Find all the lines with "this" and gather them.

# Start of AVAILABLE RECORDS

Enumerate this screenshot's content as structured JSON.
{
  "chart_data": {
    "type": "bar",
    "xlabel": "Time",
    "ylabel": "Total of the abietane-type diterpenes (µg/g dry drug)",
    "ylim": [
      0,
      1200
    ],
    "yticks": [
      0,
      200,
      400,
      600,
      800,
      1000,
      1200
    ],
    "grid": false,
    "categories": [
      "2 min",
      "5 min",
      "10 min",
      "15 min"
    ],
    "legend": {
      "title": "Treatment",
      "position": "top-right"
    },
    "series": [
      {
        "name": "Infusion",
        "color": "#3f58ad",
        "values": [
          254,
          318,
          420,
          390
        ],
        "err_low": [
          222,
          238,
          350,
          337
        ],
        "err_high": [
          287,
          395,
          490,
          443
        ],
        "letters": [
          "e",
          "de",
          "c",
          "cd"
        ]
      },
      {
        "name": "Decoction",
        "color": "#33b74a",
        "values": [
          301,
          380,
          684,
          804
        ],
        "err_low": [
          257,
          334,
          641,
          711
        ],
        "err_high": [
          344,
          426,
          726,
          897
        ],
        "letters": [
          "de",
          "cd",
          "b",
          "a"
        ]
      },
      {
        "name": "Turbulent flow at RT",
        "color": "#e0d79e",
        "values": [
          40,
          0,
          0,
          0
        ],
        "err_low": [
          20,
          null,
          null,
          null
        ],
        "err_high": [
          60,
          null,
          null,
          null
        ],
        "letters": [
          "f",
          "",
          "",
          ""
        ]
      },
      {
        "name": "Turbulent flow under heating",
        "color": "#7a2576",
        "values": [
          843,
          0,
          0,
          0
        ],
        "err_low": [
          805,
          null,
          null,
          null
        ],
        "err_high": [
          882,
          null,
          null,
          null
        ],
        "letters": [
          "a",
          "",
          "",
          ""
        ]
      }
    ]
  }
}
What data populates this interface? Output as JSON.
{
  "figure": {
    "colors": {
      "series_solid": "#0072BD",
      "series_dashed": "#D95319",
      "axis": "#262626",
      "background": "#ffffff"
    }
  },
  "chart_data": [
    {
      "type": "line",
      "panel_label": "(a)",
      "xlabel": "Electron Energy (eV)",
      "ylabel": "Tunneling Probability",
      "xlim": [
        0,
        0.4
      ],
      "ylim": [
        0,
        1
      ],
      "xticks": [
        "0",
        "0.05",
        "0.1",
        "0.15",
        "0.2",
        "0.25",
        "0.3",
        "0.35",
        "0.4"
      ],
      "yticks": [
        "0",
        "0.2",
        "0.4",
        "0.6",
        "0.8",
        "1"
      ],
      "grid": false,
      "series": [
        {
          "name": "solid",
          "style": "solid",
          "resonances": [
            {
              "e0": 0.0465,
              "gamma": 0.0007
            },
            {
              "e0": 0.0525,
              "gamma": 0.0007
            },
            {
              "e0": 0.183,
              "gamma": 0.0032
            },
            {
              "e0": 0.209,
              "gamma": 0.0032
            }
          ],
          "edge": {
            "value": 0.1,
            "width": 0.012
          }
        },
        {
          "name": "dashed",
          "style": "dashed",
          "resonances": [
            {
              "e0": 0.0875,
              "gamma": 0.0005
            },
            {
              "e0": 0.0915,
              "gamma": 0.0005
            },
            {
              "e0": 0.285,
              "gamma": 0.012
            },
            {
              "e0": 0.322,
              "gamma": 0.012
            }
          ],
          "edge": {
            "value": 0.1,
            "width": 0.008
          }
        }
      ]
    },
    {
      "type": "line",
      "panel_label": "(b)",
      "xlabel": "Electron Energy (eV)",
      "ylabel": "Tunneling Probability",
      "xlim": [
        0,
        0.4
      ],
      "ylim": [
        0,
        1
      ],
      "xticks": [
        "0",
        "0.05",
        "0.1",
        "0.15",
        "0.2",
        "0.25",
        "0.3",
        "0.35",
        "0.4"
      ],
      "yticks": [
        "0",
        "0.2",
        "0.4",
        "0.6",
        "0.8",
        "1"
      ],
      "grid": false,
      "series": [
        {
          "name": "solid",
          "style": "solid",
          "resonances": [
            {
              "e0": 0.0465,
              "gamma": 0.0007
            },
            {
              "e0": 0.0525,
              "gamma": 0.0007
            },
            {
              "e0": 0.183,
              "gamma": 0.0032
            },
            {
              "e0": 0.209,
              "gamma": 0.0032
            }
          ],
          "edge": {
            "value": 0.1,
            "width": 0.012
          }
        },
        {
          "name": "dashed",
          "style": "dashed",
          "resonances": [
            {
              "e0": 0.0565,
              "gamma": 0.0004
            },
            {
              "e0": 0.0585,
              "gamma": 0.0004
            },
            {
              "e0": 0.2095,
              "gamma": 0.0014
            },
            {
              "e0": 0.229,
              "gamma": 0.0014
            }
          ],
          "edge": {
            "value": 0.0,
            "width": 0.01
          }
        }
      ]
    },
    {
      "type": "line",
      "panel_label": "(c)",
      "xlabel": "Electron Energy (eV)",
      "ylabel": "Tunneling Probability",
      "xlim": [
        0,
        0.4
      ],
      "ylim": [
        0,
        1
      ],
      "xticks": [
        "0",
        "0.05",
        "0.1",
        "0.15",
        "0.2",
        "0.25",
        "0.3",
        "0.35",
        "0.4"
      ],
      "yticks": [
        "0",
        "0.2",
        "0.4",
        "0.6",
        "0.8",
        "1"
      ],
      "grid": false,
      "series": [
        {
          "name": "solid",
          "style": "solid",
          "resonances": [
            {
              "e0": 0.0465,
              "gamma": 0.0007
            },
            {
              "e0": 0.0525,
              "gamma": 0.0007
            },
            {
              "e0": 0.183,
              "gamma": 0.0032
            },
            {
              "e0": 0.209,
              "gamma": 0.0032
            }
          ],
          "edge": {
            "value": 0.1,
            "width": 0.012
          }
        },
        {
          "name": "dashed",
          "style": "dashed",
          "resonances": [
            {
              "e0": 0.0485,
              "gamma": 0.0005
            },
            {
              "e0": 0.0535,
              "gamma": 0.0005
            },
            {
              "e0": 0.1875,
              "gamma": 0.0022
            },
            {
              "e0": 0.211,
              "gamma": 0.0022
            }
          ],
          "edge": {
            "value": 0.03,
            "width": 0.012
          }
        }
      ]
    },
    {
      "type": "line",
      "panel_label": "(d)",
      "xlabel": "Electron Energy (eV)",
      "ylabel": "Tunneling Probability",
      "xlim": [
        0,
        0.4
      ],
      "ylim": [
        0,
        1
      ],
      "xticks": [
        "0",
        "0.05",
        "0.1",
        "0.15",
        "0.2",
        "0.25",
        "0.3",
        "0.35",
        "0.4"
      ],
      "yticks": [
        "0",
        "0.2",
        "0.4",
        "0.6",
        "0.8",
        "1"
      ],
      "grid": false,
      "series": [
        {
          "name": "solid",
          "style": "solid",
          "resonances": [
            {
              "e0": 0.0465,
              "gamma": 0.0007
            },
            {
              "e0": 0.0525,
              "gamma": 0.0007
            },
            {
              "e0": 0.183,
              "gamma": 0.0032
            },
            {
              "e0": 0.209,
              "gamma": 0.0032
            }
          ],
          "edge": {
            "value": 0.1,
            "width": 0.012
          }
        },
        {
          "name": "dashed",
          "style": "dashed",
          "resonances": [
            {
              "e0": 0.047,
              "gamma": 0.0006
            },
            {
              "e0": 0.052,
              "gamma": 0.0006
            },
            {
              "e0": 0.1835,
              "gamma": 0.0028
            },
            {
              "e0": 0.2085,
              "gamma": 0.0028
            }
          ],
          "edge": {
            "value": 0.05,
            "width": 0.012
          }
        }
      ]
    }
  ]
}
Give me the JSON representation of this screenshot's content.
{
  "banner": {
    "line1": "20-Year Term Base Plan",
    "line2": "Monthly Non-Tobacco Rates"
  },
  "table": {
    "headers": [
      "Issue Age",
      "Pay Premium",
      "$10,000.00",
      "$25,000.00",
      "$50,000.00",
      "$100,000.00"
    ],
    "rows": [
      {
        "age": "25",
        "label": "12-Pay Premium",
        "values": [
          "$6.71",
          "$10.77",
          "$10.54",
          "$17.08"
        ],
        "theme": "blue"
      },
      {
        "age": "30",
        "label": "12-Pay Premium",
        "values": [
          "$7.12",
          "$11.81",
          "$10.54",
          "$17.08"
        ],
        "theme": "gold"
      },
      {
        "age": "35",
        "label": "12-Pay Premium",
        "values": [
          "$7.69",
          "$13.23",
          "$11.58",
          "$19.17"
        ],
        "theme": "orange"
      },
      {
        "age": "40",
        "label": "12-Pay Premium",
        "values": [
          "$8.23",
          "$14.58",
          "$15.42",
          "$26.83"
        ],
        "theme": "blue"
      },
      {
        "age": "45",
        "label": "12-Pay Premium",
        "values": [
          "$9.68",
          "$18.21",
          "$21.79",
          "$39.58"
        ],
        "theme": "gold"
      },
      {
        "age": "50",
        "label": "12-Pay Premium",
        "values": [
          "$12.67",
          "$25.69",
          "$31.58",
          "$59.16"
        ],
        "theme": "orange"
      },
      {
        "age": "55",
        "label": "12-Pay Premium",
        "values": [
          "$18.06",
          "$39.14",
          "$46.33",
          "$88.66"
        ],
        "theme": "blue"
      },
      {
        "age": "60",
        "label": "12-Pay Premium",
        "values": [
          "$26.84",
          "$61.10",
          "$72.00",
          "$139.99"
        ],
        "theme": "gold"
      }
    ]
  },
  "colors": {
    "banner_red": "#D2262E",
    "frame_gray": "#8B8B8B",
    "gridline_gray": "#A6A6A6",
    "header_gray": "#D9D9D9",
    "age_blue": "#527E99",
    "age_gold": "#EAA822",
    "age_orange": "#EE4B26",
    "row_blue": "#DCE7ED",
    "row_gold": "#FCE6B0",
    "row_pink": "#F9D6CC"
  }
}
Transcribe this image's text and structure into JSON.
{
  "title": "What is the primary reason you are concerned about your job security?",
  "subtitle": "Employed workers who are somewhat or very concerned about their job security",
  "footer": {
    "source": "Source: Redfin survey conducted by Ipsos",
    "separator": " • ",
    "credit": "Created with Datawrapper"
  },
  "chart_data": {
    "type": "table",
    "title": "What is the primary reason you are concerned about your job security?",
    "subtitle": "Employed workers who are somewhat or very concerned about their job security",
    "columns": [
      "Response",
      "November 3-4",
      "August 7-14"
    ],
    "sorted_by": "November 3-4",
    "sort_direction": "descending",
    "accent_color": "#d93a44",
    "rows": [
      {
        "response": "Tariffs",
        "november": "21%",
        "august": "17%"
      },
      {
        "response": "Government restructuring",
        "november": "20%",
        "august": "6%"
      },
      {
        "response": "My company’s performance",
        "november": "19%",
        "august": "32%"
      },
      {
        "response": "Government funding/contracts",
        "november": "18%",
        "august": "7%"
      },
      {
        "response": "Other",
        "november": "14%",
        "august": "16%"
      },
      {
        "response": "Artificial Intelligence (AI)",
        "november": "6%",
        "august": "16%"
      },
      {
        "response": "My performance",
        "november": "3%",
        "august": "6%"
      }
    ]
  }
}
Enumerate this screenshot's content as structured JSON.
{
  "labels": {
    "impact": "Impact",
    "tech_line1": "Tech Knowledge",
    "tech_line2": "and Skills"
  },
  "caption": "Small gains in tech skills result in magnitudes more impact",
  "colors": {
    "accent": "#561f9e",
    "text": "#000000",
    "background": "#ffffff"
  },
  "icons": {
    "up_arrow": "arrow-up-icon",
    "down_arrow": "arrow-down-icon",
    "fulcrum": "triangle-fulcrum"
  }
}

# End of AVAILABLE RECORDS

■ COMPLETED TASK
Enumerate this screenshot's content as structured JSON.
What data populates this interface? Output as JSON.
Give me the JSON representation of this screenshot's content.
Transcribe this image's text and structure into JSON.
Enumerate this screenshot's content as structured JSON.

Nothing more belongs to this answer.